Look through the records below and collect all lines that hold the string "basefit".

Data entries for graphics:
____
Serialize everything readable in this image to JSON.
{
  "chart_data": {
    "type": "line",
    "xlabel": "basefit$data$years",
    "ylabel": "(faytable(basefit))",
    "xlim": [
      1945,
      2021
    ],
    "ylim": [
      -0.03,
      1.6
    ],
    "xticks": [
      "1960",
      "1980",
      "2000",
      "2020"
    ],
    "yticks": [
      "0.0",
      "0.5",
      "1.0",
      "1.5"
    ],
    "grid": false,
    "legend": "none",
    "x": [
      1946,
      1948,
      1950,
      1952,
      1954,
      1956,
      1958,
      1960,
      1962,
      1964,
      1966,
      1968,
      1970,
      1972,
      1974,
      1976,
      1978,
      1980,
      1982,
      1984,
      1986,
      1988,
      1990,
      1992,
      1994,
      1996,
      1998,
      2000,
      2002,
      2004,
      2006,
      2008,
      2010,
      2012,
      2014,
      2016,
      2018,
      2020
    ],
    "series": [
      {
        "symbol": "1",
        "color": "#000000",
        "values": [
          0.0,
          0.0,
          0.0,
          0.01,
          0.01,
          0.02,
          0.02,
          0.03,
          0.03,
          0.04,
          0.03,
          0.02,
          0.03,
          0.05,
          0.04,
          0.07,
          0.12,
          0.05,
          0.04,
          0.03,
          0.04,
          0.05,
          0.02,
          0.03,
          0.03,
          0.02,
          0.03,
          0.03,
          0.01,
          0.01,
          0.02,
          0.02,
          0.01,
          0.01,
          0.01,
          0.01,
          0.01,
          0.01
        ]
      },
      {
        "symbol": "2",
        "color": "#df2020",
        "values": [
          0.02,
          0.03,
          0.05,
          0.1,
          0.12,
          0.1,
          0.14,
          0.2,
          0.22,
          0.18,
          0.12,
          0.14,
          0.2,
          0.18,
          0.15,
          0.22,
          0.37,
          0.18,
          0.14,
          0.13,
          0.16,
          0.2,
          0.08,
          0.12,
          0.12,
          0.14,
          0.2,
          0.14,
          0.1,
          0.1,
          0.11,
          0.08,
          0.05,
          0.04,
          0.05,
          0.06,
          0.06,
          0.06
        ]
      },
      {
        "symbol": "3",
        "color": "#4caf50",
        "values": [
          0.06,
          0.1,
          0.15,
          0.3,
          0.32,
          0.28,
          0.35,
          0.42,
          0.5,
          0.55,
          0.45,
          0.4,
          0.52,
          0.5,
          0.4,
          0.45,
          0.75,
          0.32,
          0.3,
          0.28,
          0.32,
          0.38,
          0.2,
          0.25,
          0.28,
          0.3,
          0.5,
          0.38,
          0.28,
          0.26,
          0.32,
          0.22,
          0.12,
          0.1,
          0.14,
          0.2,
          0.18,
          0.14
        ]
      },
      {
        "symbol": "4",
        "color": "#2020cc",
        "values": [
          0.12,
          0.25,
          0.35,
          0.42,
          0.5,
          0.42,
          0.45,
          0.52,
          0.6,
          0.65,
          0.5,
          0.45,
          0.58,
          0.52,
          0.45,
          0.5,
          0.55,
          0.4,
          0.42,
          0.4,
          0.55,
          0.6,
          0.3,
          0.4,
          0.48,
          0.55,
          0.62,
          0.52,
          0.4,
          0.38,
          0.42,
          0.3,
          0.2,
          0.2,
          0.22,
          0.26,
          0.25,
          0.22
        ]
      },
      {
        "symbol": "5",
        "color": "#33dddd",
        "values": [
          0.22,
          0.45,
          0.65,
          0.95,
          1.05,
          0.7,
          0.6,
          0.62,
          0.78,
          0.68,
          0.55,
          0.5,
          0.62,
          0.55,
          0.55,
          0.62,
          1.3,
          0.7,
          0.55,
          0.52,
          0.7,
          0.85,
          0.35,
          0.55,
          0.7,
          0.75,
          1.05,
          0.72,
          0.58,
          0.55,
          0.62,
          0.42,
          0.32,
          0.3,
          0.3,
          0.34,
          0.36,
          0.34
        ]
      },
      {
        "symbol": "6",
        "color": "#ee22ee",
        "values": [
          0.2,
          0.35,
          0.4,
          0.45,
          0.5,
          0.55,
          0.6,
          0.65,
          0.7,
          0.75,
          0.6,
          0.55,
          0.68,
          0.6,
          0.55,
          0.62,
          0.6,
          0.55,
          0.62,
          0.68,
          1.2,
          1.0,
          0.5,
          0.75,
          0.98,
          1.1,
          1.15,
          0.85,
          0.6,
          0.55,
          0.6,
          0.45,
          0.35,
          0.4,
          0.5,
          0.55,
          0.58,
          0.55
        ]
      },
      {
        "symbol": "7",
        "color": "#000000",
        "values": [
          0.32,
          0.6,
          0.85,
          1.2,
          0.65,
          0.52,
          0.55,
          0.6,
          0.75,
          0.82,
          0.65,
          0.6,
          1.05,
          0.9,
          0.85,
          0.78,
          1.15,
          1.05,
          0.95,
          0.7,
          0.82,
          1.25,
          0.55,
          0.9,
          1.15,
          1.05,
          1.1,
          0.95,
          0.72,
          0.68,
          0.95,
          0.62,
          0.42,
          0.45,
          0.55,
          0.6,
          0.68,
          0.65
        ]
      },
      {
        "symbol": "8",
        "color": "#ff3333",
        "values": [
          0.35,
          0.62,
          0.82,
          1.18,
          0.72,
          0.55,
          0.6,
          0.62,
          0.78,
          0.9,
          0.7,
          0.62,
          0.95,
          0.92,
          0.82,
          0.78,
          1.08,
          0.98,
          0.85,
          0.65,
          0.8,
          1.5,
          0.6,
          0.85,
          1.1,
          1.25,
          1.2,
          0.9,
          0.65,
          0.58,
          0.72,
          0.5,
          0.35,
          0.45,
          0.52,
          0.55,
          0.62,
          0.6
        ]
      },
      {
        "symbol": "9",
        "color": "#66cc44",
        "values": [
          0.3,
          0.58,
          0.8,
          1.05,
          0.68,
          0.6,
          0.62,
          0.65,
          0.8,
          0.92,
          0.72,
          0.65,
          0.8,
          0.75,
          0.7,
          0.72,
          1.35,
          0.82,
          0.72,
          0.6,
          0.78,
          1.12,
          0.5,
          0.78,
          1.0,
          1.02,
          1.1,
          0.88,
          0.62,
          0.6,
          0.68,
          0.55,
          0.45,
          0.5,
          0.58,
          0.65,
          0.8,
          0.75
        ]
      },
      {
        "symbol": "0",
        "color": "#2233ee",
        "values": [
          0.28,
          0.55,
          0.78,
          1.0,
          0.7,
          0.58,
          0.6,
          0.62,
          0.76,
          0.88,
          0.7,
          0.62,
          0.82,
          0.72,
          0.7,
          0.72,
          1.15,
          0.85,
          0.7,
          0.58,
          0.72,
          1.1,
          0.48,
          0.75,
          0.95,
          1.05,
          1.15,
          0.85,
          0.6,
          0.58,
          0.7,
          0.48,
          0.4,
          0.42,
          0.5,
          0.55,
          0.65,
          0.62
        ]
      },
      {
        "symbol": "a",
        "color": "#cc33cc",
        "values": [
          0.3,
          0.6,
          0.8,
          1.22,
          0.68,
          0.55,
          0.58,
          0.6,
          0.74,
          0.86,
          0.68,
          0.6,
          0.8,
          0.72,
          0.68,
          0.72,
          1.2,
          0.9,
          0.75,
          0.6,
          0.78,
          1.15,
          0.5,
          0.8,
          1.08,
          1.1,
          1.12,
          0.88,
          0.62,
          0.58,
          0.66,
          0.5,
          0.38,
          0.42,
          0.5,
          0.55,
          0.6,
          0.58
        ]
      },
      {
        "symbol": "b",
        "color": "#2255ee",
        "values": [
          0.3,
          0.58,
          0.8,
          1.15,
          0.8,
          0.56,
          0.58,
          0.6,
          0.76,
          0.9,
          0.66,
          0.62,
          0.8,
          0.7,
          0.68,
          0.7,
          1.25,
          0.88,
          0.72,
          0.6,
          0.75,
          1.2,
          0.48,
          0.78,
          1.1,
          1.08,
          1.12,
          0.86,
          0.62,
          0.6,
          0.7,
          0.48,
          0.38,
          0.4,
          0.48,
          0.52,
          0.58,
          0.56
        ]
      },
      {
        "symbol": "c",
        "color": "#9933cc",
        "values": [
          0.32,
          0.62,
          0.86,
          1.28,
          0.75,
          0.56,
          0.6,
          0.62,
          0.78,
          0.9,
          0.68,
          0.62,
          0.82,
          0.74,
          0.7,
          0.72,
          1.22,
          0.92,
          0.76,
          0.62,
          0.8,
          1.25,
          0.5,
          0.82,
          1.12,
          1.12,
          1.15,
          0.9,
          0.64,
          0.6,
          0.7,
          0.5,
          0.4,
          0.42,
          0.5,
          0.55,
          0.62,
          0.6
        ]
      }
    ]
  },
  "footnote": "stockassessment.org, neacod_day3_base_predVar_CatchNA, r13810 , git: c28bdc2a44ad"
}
____
• WRITTEN ANSWER
    "xlabel": "basefit$data$years",
    "ylabel": "(faytable(basefit))",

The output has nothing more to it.